--- WHAT THE EXERCISE ASKS ---
Reproduce every line of the records below character for character, with nothing changed, added, or left out.
----- RECORDS FOR THE TASK -----
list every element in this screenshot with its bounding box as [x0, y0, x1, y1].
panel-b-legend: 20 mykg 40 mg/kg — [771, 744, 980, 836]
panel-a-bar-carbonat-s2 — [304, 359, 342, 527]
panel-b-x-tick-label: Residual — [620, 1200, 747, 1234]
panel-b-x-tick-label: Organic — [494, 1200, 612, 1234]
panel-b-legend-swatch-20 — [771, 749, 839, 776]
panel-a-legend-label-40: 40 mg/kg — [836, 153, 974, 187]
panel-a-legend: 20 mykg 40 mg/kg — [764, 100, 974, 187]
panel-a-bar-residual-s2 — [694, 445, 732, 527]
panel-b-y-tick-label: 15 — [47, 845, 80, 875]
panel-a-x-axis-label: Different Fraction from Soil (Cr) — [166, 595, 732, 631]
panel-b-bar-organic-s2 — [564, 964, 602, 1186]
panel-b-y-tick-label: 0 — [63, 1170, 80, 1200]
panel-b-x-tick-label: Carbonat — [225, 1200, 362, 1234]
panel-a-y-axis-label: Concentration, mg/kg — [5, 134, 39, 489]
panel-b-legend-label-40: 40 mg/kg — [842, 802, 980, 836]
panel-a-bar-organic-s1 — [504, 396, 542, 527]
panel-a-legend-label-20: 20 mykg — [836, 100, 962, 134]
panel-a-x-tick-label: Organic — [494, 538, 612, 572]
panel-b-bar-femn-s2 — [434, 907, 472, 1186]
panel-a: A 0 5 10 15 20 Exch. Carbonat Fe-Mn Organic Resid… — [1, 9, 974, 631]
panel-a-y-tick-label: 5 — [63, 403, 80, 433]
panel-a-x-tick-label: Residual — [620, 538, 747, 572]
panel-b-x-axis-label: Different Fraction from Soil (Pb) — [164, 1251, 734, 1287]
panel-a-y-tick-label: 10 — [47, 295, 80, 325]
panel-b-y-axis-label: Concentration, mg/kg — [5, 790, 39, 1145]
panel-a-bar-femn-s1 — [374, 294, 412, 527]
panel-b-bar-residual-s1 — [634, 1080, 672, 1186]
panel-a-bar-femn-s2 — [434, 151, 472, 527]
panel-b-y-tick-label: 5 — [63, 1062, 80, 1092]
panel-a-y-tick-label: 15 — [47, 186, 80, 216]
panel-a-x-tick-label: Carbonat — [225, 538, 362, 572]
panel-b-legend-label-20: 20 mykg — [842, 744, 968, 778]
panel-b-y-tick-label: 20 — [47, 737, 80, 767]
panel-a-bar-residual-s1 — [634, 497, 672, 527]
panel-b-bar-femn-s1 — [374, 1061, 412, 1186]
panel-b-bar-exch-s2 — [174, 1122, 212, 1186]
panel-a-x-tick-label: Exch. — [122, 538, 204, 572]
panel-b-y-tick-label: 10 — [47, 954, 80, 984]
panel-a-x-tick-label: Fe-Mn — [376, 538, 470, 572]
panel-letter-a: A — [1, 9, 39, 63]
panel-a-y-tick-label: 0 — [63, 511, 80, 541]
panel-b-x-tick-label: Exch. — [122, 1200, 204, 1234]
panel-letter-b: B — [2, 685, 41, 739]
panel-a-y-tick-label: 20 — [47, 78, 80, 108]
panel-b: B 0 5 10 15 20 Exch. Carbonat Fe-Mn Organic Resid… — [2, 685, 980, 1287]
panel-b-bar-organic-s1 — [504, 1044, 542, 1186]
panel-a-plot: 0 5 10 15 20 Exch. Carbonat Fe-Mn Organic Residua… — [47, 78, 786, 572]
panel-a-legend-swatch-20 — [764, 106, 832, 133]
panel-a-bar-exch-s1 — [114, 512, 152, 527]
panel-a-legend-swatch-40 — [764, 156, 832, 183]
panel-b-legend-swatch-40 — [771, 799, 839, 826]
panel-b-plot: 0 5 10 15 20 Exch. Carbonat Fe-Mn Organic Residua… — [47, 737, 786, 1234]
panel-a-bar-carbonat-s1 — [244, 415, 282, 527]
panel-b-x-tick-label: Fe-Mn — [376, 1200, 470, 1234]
-----
--- SOLVED EXERCISE ---
list every element in this screenshot with its bounding box as [x0, y0, x1, y1].
panel-b-legend: 20 mykg 40 mg/kg — [771, 744, 980, 836]
panel-a-bar-carbonat-s2 — [304, 359, 342, 527]
panel-b-x-tick-label: Residual — [620, 1200, 747, 1234]
panel-b-x-tick-label: Organic — [494, 1200, 612, 1234]
panel-b-legend-swatch-20 — [771, 749, 839, 776]
panel-a-legend-label-40: 40 mg/kg — [836, 153, 974, 187]
panel-a-legend: 20 mykg 40 mg/kg — [764, 100, 974, 187]
panel-a-bar-residual-s2 — [694, 445, 732, 527]
panel-b-y-tick-label: 15 — [47, 845, 80, 875]
panel-a-x-axis-label: Different Fraction from Soil (Cr) — [166, 595, 732, 631]
panel-b-bar-organic-s2 — [564, 964, 602, 1186]
panel-b-y-tick-label: 0 — [63, 1170, 80, 1200]
panel-b-x-tick-label: Carbonat — [225, 1200, 362, 1234]
panel-a-y-axis-label: Concentration, mg/kg — [5, 134, 39, 489]
panel-b-legend-label-40: 40 mg/kg — [842, 802, 980, 836]
panel-a-bar-organic-s1 — [504, 396, 542, 527]
panel-a-legend-label-20: 20 mykg — [836, 100, 962, 134]
panel-a-x-tick-label: Organic — [494, 538, 612, 572]
panel-b-bar-femn-s2 — [434, 907, 472, 1186]
panel-a: A 0 5 10 15 20 Exch. Carbonat Fe-Mn Organic Resid… — [1, 9, 974, 631]
panel-a-y-tick-label: 5 — [63, 403, 80, 433]
panel-a-x-tick-label: Residual — [620, 538, 747, 572]
panel-b-x-axis-label: Different Fraction from Soil (Pb) — [164, 1251, 734, 1287]
panel-a-y-tick-label: 10 — [47, 295, 80, 325]
panel-b-y-axis-label: Concentration, mg/kg — [5, 790, 39, 1145]
panel-a-bar-femn-s1 — [374, 294, 412, 527]
panel-b-bar-residual-s1 — [634, 1080, 672, 1186]
panel-a-bar-femn-s2 — [434, 151, 472, 527]
panel-b-y-tick-label: 5 — [63, 1062, 80, 1092]
panel-a-y-tick-label: 15 — [47, 186, 80, 216]
panel-a-x-tick-label: Carbonat — [225, 538, 362, 572]
panel-b-legend-label-20: 20 mykg — [842, 744, 968, 778]
panel-b-y-tick-label: 20 — [47, 737, 80, 767]
panel-a-bar-residual-s1 — [634, 497, 672, 527]
panel-b-bar-femn-s1 — [374, 1061, 412, 1186]
panel-b-bar-exch-s2 — [174, 1122, 212, 1186]
panel-a-x-tick-label: Exch. — [122, 538, 204, 572]
panel-b-y-tick-label: 10 — [47, 954, 80, 984]
panel-a-x-tick-label: Fe-Mn — [376, 538, 470, 572]
panel-letter-a: A — [1, 9, 39, 63]
panel-a-y-tick-label: 0 — [63, 511, 80, 541]
panel-b-x-tick-label: Exch. — [122, 1200, 204, 1234]
panel-letter-b: B — [2, 685, 41, 739]
panel-a-y-tick-label: 20 — [47, 78, 80, 108]
panel-b: B 0 5 10 15 20 Exch. Carbonat Fe-Mn Organic Resid… — [2, 685, 980, 1287]
panel-b-bar-organic-s1 — [504, 1044, 542, 1186]
panel-a-plot: 0 5 10 15 20 Exch. Carbonat Fe-Mn Organic Residua… — [47, 78, 786, 572]
panel-a-legend-swatch-20 — [764, 106, 832, 133]
panel-a-bar-exch-s1 — [114, 512, 152, 527]
panel-a-legend-swatch-40 — [764, 156, 832, 183]
panel-b-legend-swatch-40 — [771, 799, 839, 826]
panel-b-plot: 0 5 10 15 20 Exch. Carbonat Fe-Mn Organic Residua… — [47, 737, 786, 1234]
panel-a-bar-carbonat-s1 — [244, 415, 282, 527]
panel-b-x-tick-label: Fe-Mn — [376, 1200, 470, 1234]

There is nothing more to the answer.